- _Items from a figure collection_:
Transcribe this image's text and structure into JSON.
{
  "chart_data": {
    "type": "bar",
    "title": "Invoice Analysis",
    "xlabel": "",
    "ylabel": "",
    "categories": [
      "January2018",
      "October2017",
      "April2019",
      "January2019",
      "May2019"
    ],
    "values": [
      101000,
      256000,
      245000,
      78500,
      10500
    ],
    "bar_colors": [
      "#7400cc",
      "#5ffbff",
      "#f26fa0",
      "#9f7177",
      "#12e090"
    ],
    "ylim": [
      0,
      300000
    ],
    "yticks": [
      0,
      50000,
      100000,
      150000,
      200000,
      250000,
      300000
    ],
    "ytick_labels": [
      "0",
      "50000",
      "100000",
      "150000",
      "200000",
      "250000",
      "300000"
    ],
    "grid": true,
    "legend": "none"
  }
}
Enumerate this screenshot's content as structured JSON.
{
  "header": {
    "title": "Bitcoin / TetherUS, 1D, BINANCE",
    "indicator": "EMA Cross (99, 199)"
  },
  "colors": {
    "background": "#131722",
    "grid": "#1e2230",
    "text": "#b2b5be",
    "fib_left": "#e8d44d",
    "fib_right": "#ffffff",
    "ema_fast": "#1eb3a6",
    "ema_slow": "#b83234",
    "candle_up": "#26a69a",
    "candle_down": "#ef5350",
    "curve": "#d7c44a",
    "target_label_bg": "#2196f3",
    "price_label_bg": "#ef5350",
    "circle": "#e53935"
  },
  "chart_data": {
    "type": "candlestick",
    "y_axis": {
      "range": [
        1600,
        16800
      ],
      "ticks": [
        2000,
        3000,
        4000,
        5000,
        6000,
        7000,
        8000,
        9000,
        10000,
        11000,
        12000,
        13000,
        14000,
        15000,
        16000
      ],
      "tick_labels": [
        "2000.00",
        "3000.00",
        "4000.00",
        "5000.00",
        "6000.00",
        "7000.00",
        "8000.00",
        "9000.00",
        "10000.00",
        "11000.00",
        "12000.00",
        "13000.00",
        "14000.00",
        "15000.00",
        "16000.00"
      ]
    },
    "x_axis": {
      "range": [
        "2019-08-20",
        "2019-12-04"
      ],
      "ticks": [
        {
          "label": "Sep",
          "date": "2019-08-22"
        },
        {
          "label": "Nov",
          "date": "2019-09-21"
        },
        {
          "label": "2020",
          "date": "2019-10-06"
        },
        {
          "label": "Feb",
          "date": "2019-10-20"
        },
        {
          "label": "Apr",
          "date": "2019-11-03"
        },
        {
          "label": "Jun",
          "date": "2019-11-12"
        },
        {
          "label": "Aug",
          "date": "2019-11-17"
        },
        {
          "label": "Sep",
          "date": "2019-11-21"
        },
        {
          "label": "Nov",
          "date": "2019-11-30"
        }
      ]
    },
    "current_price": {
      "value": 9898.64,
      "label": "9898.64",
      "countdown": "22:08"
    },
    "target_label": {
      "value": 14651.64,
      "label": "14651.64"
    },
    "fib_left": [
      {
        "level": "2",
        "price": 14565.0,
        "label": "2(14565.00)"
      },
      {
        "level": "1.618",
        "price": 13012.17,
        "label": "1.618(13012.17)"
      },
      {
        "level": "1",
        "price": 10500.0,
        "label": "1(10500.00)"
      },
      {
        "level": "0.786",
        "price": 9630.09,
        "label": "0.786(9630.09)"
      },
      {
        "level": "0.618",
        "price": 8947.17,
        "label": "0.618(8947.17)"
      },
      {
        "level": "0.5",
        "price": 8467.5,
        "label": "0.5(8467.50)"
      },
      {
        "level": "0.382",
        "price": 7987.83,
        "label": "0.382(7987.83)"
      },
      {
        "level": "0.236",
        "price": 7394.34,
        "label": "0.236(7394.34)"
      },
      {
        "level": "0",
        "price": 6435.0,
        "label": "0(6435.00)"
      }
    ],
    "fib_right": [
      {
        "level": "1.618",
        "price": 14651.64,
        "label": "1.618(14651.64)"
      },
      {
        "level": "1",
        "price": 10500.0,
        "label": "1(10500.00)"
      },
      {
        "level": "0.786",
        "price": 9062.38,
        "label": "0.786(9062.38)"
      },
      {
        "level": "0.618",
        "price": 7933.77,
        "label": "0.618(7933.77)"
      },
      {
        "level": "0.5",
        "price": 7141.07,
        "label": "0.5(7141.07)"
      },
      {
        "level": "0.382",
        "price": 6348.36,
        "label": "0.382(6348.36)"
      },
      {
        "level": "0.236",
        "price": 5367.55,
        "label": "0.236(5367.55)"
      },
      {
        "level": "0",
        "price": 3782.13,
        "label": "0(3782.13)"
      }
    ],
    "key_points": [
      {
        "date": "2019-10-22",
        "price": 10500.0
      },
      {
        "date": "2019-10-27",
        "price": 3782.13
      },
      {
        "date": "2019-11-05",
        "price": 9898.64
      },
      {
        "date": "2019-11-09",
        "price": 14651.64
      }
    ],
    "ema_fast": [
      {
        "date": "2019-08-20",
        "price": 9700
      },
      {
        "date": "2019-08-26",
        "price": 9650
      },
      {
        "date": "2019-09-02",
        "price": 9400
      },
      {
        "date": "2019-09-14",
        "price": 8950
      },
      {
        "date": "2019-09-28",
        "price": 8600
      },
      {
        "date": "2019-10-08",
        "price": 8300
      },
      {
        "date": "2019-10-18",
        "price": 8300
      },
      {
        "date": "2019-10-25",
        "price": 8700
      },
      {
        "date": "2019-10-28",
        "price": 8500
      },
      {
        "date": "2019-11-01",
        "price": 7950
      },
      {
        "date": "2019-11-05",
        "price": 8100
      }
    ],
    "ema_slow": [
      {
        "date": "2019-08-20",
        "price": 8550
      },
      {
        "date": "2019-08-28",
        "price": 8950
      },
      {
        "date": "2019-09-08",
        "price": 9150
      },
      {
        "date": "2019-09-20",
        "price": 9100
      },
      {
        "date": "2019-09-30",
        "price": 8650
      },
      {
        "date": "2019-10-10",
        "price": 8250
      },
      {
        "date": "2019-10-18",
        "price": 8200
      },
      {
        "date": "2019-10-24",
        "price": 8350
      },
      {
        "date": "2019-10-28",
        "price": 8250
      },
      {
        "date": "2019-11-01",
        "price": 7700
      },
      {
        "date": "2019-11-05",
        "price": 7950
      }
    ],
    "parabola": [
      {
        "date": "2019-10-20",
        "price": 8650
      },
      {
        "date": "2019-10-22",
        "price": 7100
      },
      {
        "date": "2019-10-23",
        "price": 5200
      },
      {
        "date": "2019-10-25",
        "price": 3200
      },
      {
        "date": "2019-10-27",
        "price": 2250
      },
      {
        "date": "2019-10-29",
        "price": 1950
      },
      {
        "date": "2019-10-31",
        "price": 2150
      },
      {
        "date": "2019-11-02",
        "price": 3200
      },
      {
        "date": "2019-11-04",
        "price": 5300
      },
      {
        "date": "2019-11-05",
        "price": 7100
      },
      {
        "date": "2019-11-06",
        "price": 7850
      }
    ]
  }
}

- _Stated task_: Repeat each entry word for word.

- _Exercise answer_:
Transcribe this image's text and structure into JSON.
{
  "chart_data": {
    "type": "bar",
    "title": "Invoice Analysis",
    "xlabel": "",
    "ylabel": "",
    "categories": [
      "January2018",
      "October2017",
      "April2019",
      "January2019",
      "May2019"
    ],
    "values": [
      101000,
      256000,
      245000,
      78500,
      10500
    ],
    "bar_colors": [
      "#7400cc",
      "#5ffbff",
      "#f26fa0",
      "#9f7177",
      "#12e090"
    ],
    "ylim": [
      0,
      300000
    ],
    "yticks": [
      0,
      50000,
      100000,
      150000,
      200000,
      250000,
      300000
    ],
    "ytick_labels": [
      "0",
      "50000",
      "100000",
      "150000",
      "200000",
      "250000",
      "300000"
    ],
    "grid": true,
    "legend": "none"
  }
}
Enumerate this screenshot's content as structured JSON.
{
  "header": {
    "title": "Bitcoin / TetherUS, 1D, BINANCE",
    "indicator": "EMA Cross (99, 199)"
  },
  "colors": {
    "background": "#131722",
    "grid": "#1e2230",
    "text": "#b2b5be",
    "fib_left": "#e8d44d",
    "fib_right": "#ffffff",
    "ema_fast": "#1eb3a6",
    "ema_slow": "#b83234",
    "candle_up": "#26a69a",
    "candle_down": "#ef5350",
    "curve": "#d7c44a",
    "target_label_bg": "#2196f3",
    "price_label_bg": "#ef5350",
    "circle": "#e53935"
  },
  "chart_data": {
    "type": "candlestick",
    "y_axis": {
      "range": [
        1600,
        16800
      ],
      "ticks": [
        2000,
        3000,
        4000,
        5000,
        6000,
        7000,
        8000,
        9000,
        10000,
        11000,
        12000,
        13000,
        14000,
        15000,
        16000
      ],
      "tick_labels": [
        "2000.00",
        "3000.00",
        "4000.00",
        "5000.00",
        "6000.00",
        "7000.00",
        "8000.00",
        "9000.00",
        "10000.00",
        "11000.00",
        "12000.00",
        "13000.00",
        "14000.00",
        "15000.00",
        "16000.00"
      ]
    },
    "x_axis": {
      "range": [
        "2019-08-20",
        "2019-12-04"
      ],
      "ticks": [
        {
          "label": "Sep",
          "date": "2019-08-22"
        },
        {
          "label": "Nov",
          "date": "2019-09-21"
        },
        {
          "label": "2020",
          "date": "2019-10-06"
        },
        {
          "label": "Feb",
          "date": "2019-10-20"
        },
        {
          "label": "Apr",
          "date": "2019-11-03"
        },
        {
          "label": "Jun",
          "date": "2019-11-12"
        },
        {
          "label": "Aug",
          "date": "2019-11-17"
        },
        {
          "label": "Sep",
          "date": "2019-11-21"
        },
        {
          "label": "Nov",
          "date": "2019-11-30"
        }
      ]
    },
    "current_price": {
      "value": 9898.64,
      "label": "9898.64",
      "countdown": "22:08"
    },
    "target_label": {
      "value": 14651.64,
      "label": "14651.64"
    },
    "fib_left": [
      {
        "level": "2",
        "price": 14565.0,
        "label": "2(14565.00)"
      },
      {
        "level": "1.618",
        "price": 13012.17,
        "label": "1.618(13012.17)"
      },
      {
        "level": "1",
        "price": 10500.0,
        "label": "1(10500.00)"
      },
      {
        "level": "0.786",
        "price": 9630.09,
        "label": "0.786(9630.09)"
      },
      {
        "level": "0.618",
        "price": 8947.17,
        "label": "0.618(8947.17)"
      },
      {
        "level": "0.5",
        "price": 8467.5,
        "label": "0.5(8467.50)"
      },
      {
        "level": "0.382",
        "price": 7987.83,
        "label": "0.382(7987.83)"
      },
      {
        "level": "0.236",
        "price": 7394.34,
        "label": "0.236(7394.34)"
      },
      {
        "level": "0",
        "price": 6435.0,
        "label": "0(6435.00)"
      }
    ],
    "fib_right": [
      {
        "level": "1.618",
        "price": 14651.64,
        "label": "1.618(14651.64)"
      },
      {
        "level": "1",
        "price": 10500.0,
        "label": "1(10500.00)"
      },
      {
        "level": "0.786",
        "price": 9062.38,
        "label": "0.786(9062.38)"
      },
      {
        "level": "0.618",
        "price": 7933.77,
        "label": "0.618(7933.77)"
      },
      {
        "level": "0.5",
        "price": 7141.07,
        "label": "0.5(7141.07)"
      },
      {
        "level": "0.382",
        "price": 6348.36,
        "label": "0.382(6348.36)"
      },
      {
        "level": "0.236",
        "price": 5367.55,
        "label": "0.236(5367.55)"
      },
      {
        "level": "0",
        "price": 3782.13,
        "label": "0(3782.13)"
      }
    ],
    "key_points": [
      {
        "date": "2019-10-22",
        "price": 10500.0
      },
      {
        "date": "2019-10-27",
        "price": 3782.13
      },
      {
        "date": "2019-11-05",
        "price": 9898.64
      },
      {
        "date": "2019-11-09",
        "price": 14651.64
      }
    ],
    "ema_fast": [
      {
        "date": "2019-08-20",
        "price": 9700
      },
      {
        "date": "2019-08-26",
        "price": 9650
      },
      {
        "date": "2019-09-02",
        "price": 9400
      },
      {
        "date": "2019-09-14",
        "price": 8950
      },
      {
        "date": "2019-09-28",
        "price": 8600
      },
      {
        "date": "2019-10-08",
        "price": 8300
      },
      {
        "date": "2019-10-18",
        "price": 8300
      },
      {
        "date": "2019-10-25",
        "price": 8700
      },
      {
        "date": "2019-10-28",
        "price": 8500
      },
      {
        "date": "2019-11-01",
        "price": 7950
      },
      {
        "date": "2019-11-05",
        "price": 8100
      }
    ],
    "ema_slow": [
      {
        "date": "2019-08-20",
        "price": 8550
      },
      {
        "date": "2019-08-28",
        "price": 8950
      },
      {
        "date": "2019-09-08",
        "price": 9150
      },
      {
        "date": "2019-09-20",
        "price": 9100
      },
      {
        "date": "2019-09-30",
        "price": 8650
      },
      {
        "date": "2019-10-10",
        "price": 8250
      },
      {
        "date": "2019-10-18",
        "price": 8200
      },
      {
        "date": "2019-10-24",
        "price": 8350
      },
      {
        "date": "2019-10-28",
        "price": 8250
      },
      {
        "date": "2019-11-01",
        "price": 7700
      },
      {
        "date": "2019-11-05",
        "price": 7950
      }
    ],
    "parabola": [
      {
        "date": "2019-10-20",
        "price": 8650
      },
      {
        "date": "2019-10-22",
        "price": 7100
      },
      {
        "date": "2019-10-23",
        "price": 5200
      },
      {
        "date": "2019-10-25",
        "price": 3200
      },
      {
        "date": "2019-10-27",
        "price": 2250
      },
      {
        "date": "2019-10-29",
        "price": 1950
      },
      {
        "date": "2019-10-31",
        "price": 2150
      },
      {
        "date": "2019-11-02",
        "price": 3200
      },
      {
        "date": "2019-11-04",
        "price": 5300
      },
      {
        "date": "2019-11-05",
        "price": 7100
      },
      {
        "date": "2019-11-06",
        "price": 7850
      }
    ]
  }
}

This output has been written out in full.